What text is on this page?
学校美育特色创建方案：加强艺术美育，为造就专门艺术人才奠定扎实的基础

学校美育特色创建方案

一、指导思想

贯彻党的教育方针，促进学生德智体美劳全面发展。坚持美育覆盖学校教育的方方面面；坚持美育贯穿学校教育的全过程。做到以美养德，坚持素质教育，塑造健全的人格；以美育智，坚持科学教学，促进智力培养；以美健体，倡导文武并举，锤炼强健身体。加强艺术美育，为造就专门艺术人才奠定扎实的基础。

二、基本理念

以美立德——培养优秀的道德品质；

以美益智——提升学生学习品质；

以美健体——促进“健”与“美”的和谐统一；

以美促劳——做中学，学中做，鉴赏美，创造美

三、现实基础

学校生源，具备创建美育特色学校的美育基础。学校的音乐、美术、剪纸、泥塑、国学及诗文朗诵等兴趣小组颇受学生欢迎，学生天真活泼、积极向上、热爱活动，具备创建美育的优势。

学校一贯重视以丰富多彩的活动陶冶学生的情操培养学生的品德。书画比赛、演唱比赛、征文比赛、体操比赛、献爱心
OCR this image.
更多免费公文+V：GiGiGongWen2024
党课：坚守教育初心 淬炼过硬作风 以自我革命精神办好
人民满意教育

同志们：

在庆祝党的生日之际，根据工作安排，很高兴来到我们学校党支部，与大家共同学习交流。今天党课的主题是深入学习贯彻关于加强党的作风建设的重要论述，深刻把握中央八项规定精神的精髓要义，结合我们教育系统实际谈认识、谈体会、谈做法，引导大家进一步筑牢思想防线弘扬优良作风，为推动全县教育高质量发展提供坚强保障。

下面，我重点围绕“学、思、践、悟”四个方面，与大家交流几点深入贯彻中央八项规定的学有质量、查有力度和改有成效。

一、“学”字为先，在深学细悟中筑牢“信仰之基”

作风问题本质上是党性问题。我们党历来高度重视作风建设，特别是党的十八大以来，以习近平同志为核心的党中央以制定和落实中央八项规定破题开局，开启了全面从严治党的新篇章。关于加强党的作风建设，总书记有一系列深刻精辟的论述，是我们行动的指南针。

+===+

• **Task details**
Take the line with "OCR this image." and all lines after it to the last line, and reproduce them exactly.

• **Exercise answer**
OCR this image.
更多免费公文+V：GiGiGongWen2024
党课：坚守教育初心 淬炼过硬作风 以自我革命精神办好
人民满意教育

同志们：

在庆祝党的生日之际，根据工作安排，很高兴来到我们学校党支部，与大家共同学习交流。今天党课的主题是深入学习贯彻关于加强党的作风建设的重要论述，深刻把握中央八项规定精神的精髓要义，结合我们教育系统实际谈认识、谈体会、谈做法，引导大家进一步筑牢思想防线弘扬优良作风，为推动全县教育高质量发展提供坚强保障。

下面，我重点围绕“学、思、践、悟”四个方面，与大家交流几点深入贯彻中央八项规定的学有质量、查有力度和改有成效。

一、“学”字为先，在深学细悟中筑牢“信仰之基”

作风问题本质上是党性问题。我们党历来高度重视作风建设，特别是党的十八大以来，以习近平同志为核心的党中央以制定和落实中央八项规定破题开局，开启了全面从严治党的新篇章。关于加强党的作风建设，总书记有一系列深刻精辟的论述，是我们行动的指南针。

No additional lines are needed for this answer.